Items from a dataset
______

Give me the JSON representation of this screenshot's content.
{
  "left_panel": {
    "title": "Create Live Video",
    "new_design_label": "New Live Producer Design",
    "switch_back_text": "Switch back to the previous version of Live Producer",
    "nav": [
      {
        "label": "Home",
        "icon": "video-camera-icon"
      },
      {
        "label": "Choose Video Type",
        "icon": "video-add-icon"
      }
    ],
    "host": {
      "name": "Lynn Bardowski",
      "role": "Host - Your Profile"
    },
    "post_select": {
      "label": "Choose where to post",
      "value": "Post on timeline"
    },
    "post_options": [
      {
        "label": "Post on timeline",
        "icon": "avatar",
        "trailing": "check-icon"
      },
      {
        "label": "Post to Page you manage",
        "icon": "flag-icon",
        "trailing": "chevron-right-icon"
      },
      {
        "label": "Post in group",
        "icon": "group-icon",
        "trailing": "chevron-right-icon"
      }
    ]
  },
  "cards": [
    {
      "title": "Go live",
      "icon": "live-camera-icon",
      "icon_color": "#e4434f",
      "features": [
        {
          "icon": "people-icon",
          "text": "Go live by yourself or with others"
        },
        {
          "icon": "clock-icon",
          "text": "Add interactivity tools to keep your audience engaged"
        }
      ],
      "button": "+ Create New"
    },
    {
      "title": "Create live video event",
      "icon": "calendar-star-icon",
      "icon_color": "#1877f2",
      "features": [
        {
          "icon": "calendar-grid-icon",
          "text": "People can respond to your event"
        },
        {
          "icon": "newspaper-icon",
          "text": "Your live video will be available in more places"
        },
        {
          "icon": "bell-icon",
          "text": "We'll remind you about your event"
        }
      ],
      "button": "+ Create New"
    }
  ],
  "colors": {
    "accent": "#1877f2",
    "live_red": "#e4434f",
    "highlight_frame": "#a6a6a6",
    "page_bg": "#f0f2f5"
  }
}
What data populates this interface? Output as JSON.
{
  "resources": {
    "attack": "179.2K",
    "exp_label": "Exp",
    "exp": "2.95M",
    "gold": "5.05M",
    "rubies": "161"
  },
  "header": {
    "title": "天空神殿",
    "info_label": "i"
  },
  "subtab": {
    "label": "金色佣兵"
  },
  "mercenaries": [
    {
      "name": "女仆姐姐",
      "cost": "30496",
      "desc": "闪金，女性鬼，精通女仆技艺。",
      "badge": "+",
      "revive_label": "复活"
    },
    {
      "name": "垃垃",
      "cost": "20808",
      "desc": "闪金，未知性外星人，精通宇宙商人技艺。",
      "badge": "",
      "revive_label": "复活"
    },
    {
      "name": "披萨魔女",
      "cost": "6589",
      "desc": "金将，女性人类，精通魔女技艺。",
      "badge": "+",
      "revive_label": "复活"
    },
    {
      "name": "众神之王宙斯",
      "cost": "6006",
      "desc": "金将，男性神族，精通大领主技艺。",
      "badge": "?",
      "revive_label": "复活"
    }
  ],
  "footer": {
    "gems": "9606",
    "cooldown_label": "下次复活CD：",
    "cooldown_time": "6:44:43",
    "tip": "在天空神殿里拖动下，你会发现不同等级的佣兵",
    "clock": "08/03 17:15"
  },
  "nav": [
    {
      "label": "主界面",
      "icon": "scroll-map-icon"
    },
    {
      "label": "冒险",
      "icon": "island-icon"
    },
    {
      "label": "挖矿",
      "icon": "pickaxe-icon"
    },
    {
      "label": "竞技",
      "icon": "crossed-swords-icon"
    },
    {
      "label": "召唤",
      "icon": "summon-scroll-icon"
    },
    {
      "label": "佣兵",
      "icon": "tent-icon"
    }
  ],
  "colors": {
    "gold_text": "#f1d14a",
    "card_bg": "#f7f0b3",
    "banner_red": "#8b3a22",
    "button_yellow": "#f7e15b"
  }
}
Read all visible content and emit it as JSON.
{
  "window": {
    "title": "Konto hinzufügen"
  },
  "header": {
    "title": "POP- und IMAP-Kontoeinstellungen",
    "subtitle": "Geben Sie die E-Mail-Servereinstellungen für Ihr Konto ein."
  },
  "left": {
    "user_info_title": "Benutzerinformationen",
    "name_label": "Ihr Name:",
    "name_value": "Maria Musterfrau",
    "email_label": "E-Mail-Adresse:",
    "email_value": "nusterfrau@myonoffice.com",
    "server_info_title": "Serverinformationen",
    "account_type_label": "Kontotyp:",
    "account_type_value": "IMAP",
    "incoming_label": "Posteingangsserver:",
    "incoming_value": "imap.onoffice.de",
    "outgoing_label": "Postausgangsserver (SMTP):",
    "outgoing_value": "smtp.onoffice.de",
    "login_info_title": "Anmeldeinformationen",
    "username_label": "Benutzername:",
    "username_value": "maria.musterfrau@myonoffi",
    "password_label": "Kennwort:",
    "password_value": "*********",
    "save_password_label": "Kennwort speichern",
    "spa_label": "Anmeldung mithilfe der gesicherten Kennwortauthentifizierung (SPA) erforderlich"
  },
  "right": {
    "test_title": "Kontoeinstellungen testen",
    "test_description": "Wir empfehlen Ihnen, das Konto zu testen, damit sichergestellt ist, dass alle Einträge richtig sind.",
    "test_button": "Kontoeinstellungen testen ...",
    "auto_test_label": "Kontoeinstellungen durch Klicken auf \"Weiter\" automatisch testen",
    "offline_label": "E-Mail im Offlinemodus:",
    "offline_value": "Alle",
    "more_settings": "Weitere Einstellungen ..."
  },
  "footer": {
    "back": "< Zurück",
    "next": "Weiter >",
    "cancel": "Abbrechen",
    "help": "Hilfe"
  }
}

______

**SHORT EXERCISE**
Copy each line of the preceding data that contains the string "JSON".

**TASK SOLUTION**
Give me the JSON representation of this screenshot's content.
What data populates this interface? Output as JSON.
Read all visible content and emit it as JSON.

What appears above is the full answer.